[Dataset rows for document pages]
- - - - - - -
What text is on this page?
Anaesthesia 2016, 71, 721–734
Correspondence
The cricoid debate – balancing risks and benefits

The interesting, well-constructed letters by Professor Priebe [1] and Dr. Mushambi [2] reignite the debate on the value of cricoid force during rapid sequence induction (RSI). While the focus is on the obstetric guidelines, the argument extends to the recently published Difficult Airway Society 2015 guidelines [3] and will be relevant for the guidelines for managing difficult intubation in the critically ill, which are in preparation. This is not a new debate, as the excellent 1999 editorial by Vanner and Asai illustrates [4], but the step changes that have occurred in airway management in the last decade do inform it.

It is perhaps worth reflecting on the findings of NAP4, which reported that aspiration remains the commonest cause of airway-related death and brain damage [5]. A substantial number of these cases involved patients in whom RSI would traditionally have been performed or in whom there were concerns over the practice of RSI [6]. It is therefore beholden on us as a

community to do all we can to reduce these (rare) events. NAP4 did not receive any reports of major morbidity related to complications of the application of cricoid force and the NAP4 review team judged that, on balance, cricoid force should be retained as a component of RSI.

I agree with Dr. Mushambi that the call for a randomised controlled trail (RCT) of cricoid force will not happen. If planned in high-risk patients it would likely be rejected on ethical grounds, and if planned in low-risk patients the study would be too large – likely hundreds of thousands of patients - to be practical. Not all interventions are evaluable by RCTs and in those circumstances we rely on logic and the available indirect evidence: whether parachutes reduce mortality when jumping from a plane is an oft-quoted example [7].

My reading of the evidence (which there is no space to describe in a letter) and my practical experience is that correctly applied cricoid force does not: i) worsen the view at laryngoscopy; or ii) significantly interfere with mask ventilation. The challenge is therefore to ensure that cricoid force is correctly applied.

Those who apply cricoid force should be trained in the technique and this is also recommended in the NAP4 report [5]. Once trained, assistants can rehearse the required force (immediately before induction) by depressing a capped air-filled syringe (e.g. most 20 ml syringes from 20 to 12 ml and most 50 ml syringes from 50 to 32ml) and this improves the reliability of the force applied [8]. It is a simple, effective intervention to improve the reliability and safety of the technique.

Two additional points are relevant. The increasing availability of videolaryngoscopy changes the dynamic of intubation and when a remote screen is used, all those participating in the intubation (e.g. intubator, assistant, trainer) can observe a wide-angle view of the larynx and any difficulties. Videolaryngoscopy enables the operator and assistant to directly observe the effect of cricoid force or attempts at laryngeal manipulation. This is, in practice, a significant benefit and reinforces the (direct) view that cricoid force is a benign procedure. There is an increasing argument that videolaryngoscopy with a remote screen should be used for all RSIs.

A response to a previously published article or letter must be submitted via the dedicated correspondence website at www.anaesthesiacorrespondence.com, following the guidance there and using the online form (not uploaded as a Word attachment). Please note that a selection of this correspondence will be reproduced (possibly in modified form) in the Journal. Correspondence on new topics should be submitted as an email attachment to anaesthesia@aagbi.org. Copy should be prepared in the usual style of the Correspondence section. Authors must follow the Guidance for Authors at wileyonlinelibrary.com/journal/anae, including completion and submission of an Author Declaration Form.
- - - - - - -
→ To do:
A complete, exact copy of the records is what is needed.

→ Solution for this exercise:
What text is on this page?
Anaesthesia 2016, 71, 721–734
Correspondence
The cricoid debate – balancing risks and benefits

The interesting, well-constructed letters by Professor Priebe [1] and Dr. Mushambi [2] reignite the debate on the value of cricoid force during rapid sequence induction (RSI). While the focus is on the obstetric guidelines, the argument extends to the recently published Difficult Airway Society 2015 guidelines [3] and will be relevant for the guidelines for managing difficult intubation in the critically ill, which are in preparation. This is not a new debate, as the excellent 1999 editorial by Vanner and Asai illustrates [4], but the step changes that have occurred in airway management in the last decade do inform it.

It is perhaps worth reflecting on the findings of NAP4, which reported that aspiration remains the commonest cause of airway-related death and brain damage [5]. A substantial number of these cases involved patients in whom RSI would traditionally have been performed or in whom there were concerns over the practice of RSI [6]. It is therefore beholden on us as a

community to do all we can to reduce these (rare) events. NAP4 did not receive any reports of major morbidity related to complications of the application of cricoid force and the NAP4 review team judged that, on balance, cricoid force should be retained as a component of RSI.

I agree with Dr. Mushambi that the call for a randomised controlled trail (RCT) of cricoid force will not happen. If planned in high-risk patients it would likely be rejected on ethical grounds, and if planned in low-risk patients the study would be too large – likely hundreds of thousands of patients - to be practical. Not all interventions are evaluable by RCTs and in those circumstances we rely on logic and the available indirect evidence: whether parachutes reduce mortality when jumping from a plane is an oft-quoted example [7].

My reading of the evidence (which there is no space to describe in a letter) and my practical experience is that correctly applied cricoid force does not: i) worsen the view at laryngoscopy; or ii) significantly interfere with mask ventilation. The challenge is therefore to ensure that cricoid force is correctly applied.

Those who apply cricoid force should be trained in the technique and this is also recommended in the NAP4 report [5]. Once trained, assistants can rehearse the required force (immediately before induction) by depressing a capped air-filled syringe (e.g. most 20 ml syringes from 20 to 12 ml and most 50 ml syringes from 50 to 32ml) and this improves the reliability of the force applied [8]. It is a simple, effective intervention to improve the reliability and safety of the technique.

Two additional points are relevant. The increasing availability of videolaryngoscopy changes the dynamic of intubation and when a remote screen is used, all those participating in the intubation (e.g. intubator, assistant, trainer) can observe a wide-angle view of the larynx and any difficulties. Videolaryngoscopy enables the operator and assistant to directly observe the effect of cricoid force or attempts at laryngeal manipulation. This is, in practice, a significant benefit and reinforces the (direct) view that cricoid force is a benign procedure. There is an increasing argument that videolaryngoscopy with a remote screen should be used for all RSIs.

A response to a previously published article or letter must be submitted via the dedicated correspondence website at www.anaesthesiacorrespondence.com, following the guidance there and using the online form (not uploaded as a Word attachment). Please note that a selection of this correspondence will be reproduced (possibly in modified form) in the Journal. Correspondence on new topics should be submitted as an email attachment to anaesthesia@aagbi.org. Copy should be prepared in the usual style of the Correspondence section. Authors must follow the Guidance for Authors at wileyonlinelibrary.com/journal/anae, including completion and submission of an Author Declaration Form.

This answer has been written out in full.